-- START DATA FOR THIS EXERCISE --

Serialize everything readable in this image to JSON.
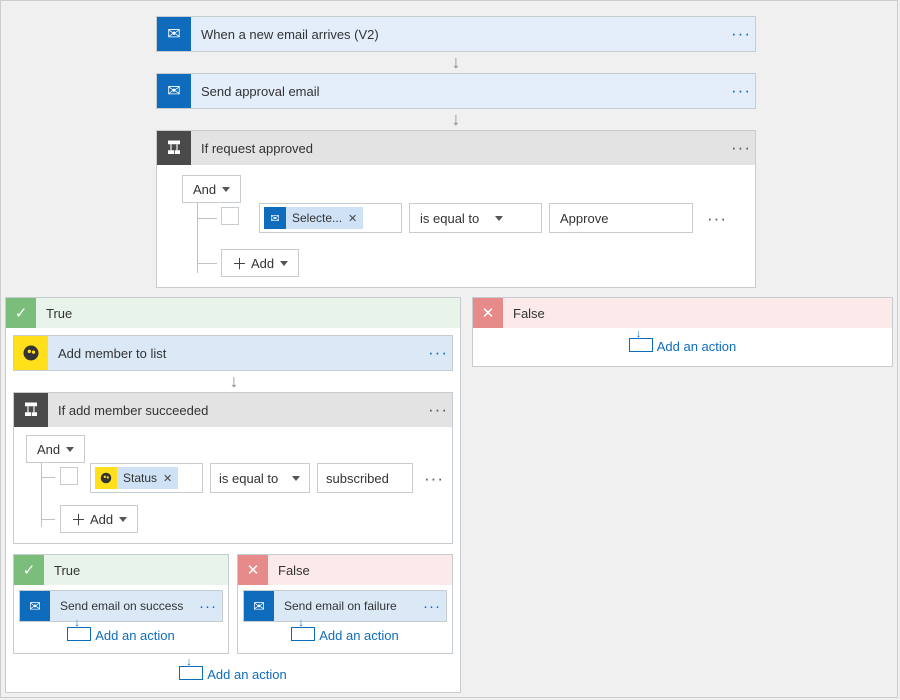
{
  "trigger": {
    "title": "When a new email arrives (V2)"
  },
  "approval": {
    "title": "Send approval email"
  },
  "cond1": {
    "title": "If request approved",
    "logic": "And",
    "row": {
      "tag": "Selecte...",
      "op": "is equal to",
      "val": "Approve"
    },
    "add": "Add"
  },
  "trueBranch": {
    "label": "True",
    "addMember": {
      "title": "Add member to list"
    },
    "cond2": {
      "title": "If add member succeeded",
      "logic": "And",
      "row": {
        "tag": "Status",
        "op": "is equal to",
        "val": "subscribed"
      },
      "add": "Add"
    },
    "innerTrue": {
      "label": "True",
      "action": "Send email on success",
      "addAction": "Add an action"
    },
    "innerFalse": {
      "label": "False",
      "action": "Send email on failure",
      "addAction": "Add an action"
    },
    "addAction": "Add an action"
  },
  "falseBranch": {
    "label": "False",
    "addAction": "Add an action"
  }
}
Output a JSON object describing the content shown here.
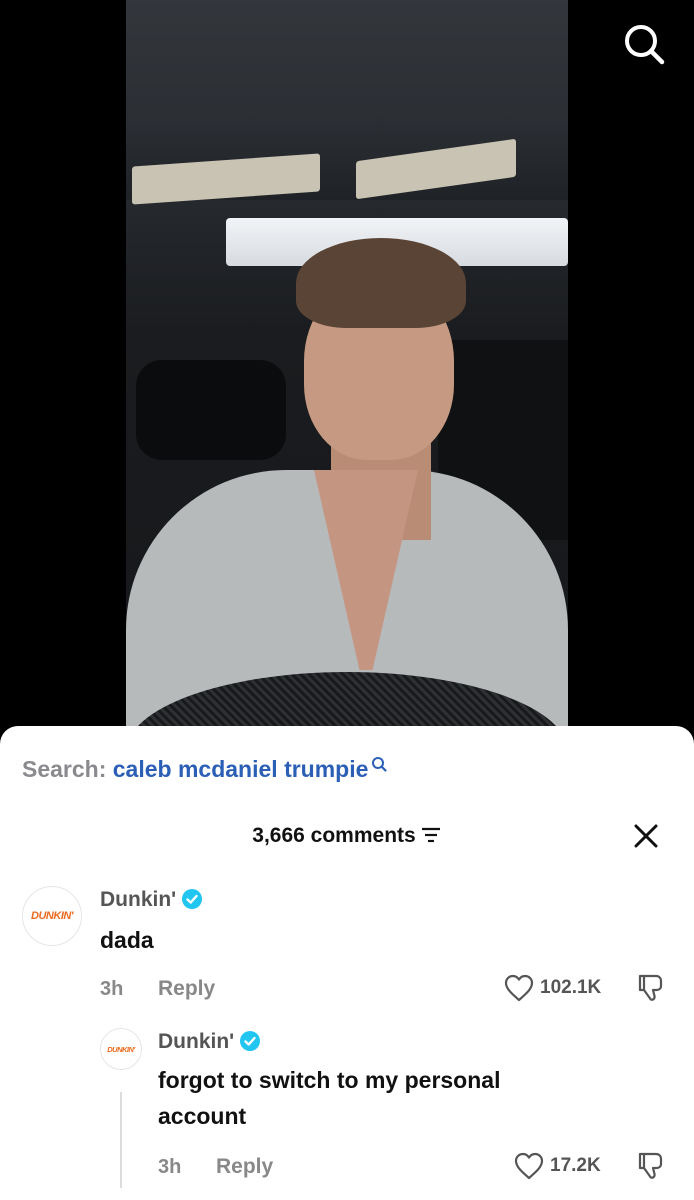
{
  "search": {
    "prefix": "Search:",
    "query": "caleb mcdaniel trumpie"
  },
  "comments_header": {
    "count_label": "3,666 comments"
  },
  "comments": [
    {
      "avatar_text": "DUNKIN'",
      "username": "Dunkin'",
      "verified": true,
      "text": "dada",
      "time": "3h",
      "reply_label": "Reply",
      "likes": "102.1K"
    },
    {
      "avatar_text": "DUNKIN'",
      "username": "Dunkin'",
      "verified": true,
      "text": "forgot to switch to my personal account",
      "time": "3h",
      "reply_label": "Reply",
      "likes": "17.2K"
    }
  ],
  "colors": {
    "search_query": "#2b5fb5",
    "verified_badge": "#20c5f0",
    "brand_orange": "#ea6a1f"
  },
  "icons": [
    "search-icon",
    "filter-icon",
    "close-icon",
    "verified-icon",
    "heart-icon",
    "dislike-icon"
  ]
}
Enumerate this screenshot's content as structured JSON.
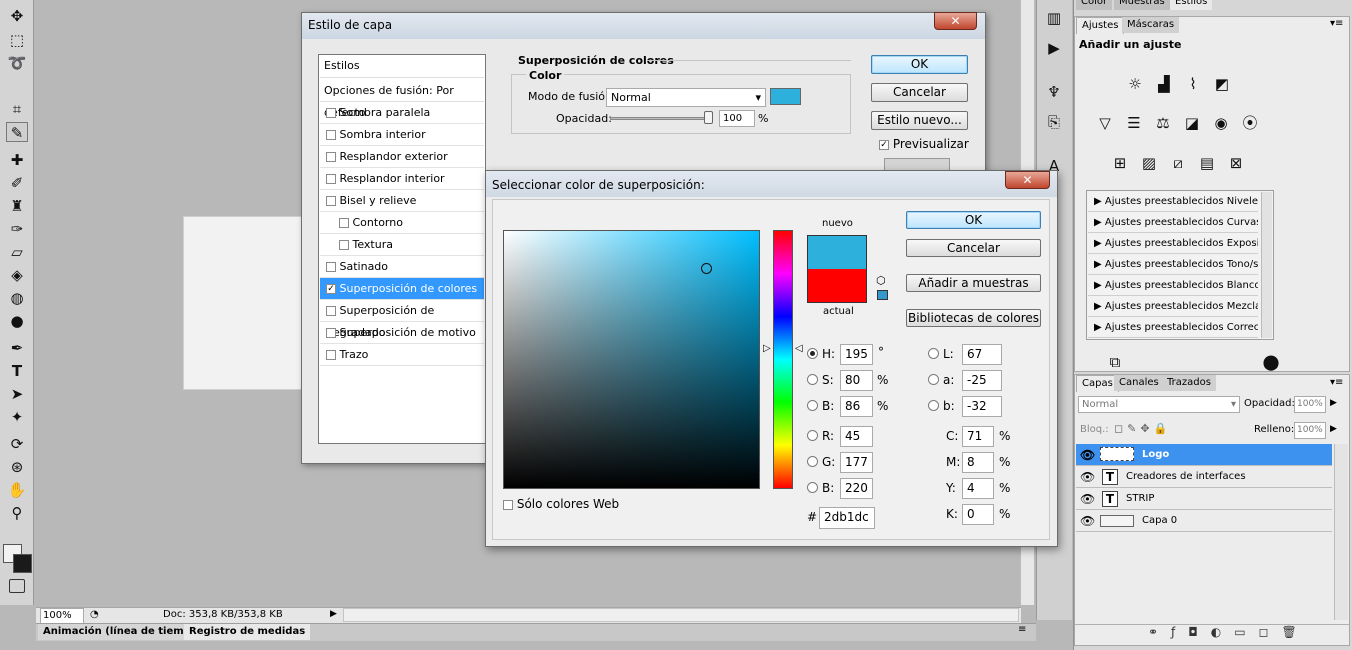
{
  "status_bar": {
    "zoom": "100%",
    "doc": "Doc: 353,8 KB/353,8 KB"
  },
  "bottom_tabs": [
    "Animación (línea de tiempo)",
    "Registro de medidas"
  ],
  "layer_style_dialog": {
    "title": "Estilo de capa",
    "styles_header": "Estilos",
    "blend_options": "Opciones de fusión: Por defecto",
    "items": [
      {
        "label": "Sombra paralela",
        "checked": false,
        "indent": false,
        "selected": false
      },
      {
        "label": "Sombra interior",
        "checked": false,
        "indent": false,
        "selected": false
      },
      {
        "label": "Resplandor exterior",
        "checked": false,
        "indent": false,
        "selected": false
      },
      {
        "label": "Resplandor interior",
        "checked": false,
        "indent": false,
        "selected": false
      },
      {
        "label": "Bisel y relieve",
        "checked": false,
        "indent": false,
        "selected": false
      },
      {
        "label": "Contorno",
        "checked": false,
        "indent": true,
        "selected": false
      },
      {
        "label": "Textura",
        "checked": false,
        "indent": true,
        "selected": false
      },
      {
        "label": "Satinado",
        "checked": false,
        "indent": false,
        "selected": false
      },
      {
        "label": "Superposición de colores",
        "checked": true,
        "indent": false,
        "selected": true
      },
      {
        "label": "Superposición de degradado",
        "checked": false,
        "indent": false,
        "selected": false
      },
      {
        "label": "Superposición de motivo",
        "checked": false,
        "indent": false,
        "selected": false
      },
      {
        "label": "Trazo",
        "checked": false,
        "indent": false,
        "selected": false
      }
    ],
    "section_title": "Superposición de colores",
    "group_title": "Color",
    "blend_mode_label": "Modo de fusión:",
    "blend_mode_value": "Normal",
    "opacity_label": "Opacidad:",
    "opacity_value": "100",
    "opacity_unit": "%",
    "overlay_color": "#2db1dc",
    "ok": "OK",
    "cancel": "Cancelar",
    "new_style": "Estilo nuevo...",
    "preview": "Previsualizar"
  },
  "color_picker": {
    "title": "Seleccionar color de superposición:",
    "new_label": "nuevo",
    "current_label": "actual",
    "new_color": "#2db1dc",
    "current_color": "#ff0000",
    "ok": "OK",
    "cancel": "Cancelar",
    "add_swatch": "Añadir a muestras",
    "libraries": "Bibliotecas de colores",
    "web_only": "Sólo colores Web",
    "hue_base": "#00bfff",
    "fields_left": [
      {
        "label": "H:",
        "value": "195",
        "unit": "°",
        "selected": true
      },
      {
        "label": "S:",
        "value": "80",
        "unit": "%",
        "selected": false
      },
      {
        "label": "B:",
        "value": "86",
        "unit": "%",
        "selected": false
      },
      {
        "label": "R:",
        "value": "45",
        "unit": "",
        "selected": false
      },
      {
        "label": "G:",
        "value": "177",
        "unit": "",
        "selected": false
      },
      {
        "label": "B:",
        "value": "220",
        "unit": "",
        "selected": false
      }
    ],
    "fields_lab": [
      {
        "label": "L:",
        "value": "67"
      },
      {
        "label": "a:",
        "value": "-25"
      },
      {
        "label": "b:",
        "value": "-32"
      }
    ],
    "fields_cmyk": [
      {
        "label": "C:",
        "value": "71",
        "unit": "%"
      },
      {
        "label": "M:",
        "value": "8",
        "unit": "%"
      },
      {
        "label": "Y:",
        "value": "4",
        "unit": "%"
      },
      {
        "label": "K:",
        "value": "0",
        "unit": "%"
      }
    ],
    "hex_label": "#",
    "hex_value": "2db1dc"
  },
  "panels": {
    "top_tabs": [
      "Color",
      "Muestras",
      "Estilos"
    ],
    "adj_tabs": [
      "Ajustes",
      "Máscaras"
    ],
    "adj_title": "Añadir un ajuste",
    "presets": [
      "Ajustes preestablecidos Niveles",
      "Ajustes preestablecidos Curvas",
      "Ajustes preestablecidos Exposición",
      "Ajustes preestablecidos Tono/saturación",
      "Ajustes preestablecidos Blanco y negro",
      "Ajustes preestablecidos Mezclador de canales",
      "Ajustes preestablecidos Corrección selectiva"
    ],
    "layer_tabs": [
      "Capas",
      "Canales",
      "Trazados"
    ],
    "blend": "Normal",
    "opacity_label": "Opacidad:",
    "opacity": "100%",
    "lock_label": "Bloq.:",
    "fill_label": "Relleno:",
    "fill": "100%",
    "layers": [
      {
        "name": "Logo",
        "type": "pixel",
        "selected": true
      },
      {
        "name": "Creadores de interfaces",
        "type": "text",
        "selected": false
      },
      {
        "name": "STRIP",
        "type": "text",
        "selected": false
      },
      {
        "name": "Capa 0",
        "type": "pixel",
        "selected": false
      }
    ]
  }
}
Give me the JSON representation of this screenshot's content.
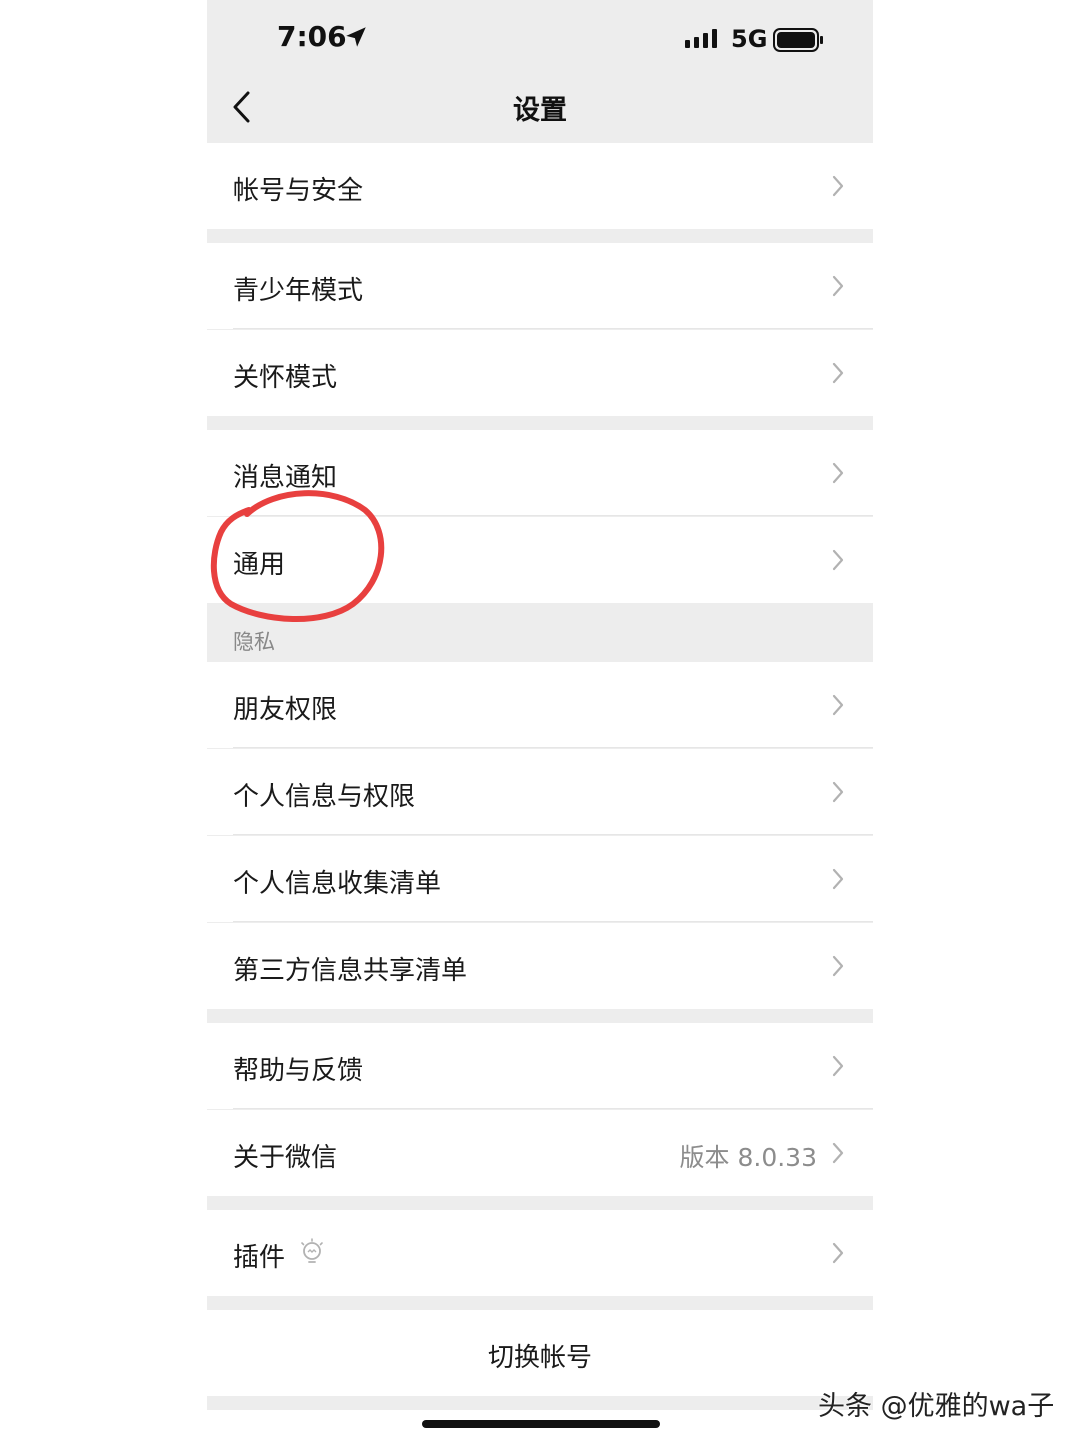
{
  "status_bar": {
    "time": "7:06",
    "network": "5G",
    "icons": [
      "location-arrow-icon",
      "signal-icon",
      "battery-icon"
    ]
  },
  "nav": {
    "title": "设置",
    "back_icon": "chevron-left-icon"
  },
  "rows": {
    "account_security": "帐号与安全",
    "teen_mode": "青少年模式",
    "care_mode": "关怀模式",
    "notifications": "消息通知",
    "general": "通用",
    "friend_permissions": "朋友权限",
    "personal_info_permissions": "个人信息与权限",
    "personal_info_collection": "个人信息收集清单",
    "third_party_sharing": "第三方信息共享清单",
    "help_feedback": "帮助与反馈",
    "about_wechat": "关于微信",
    "plugins": "插件",
    "switch_account": "切换帐号"
  },
  "about_wechat_value": "版本 8.0.33",
  "section_privacy": "隐私",
  "annotation": {
    "circle_color": "#e8403f",
    "circled_item": "通用"
  },
  "watermark": "头条 @优雅的wa子",
  "colors": {
    "background": "#ededed",
    "row_background": "#ffffff",
    "text": "#1a1a1a",
    "secondary_text": "#8c8c8c",
    "chevron": "#b2b2b2"
  }
}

-- END DATA FOR THIS EXERCISE --

Check all the records above and select each line where the string "interior" is found.

        "label": "Sombra interior",
        "label": "Resplandor interior",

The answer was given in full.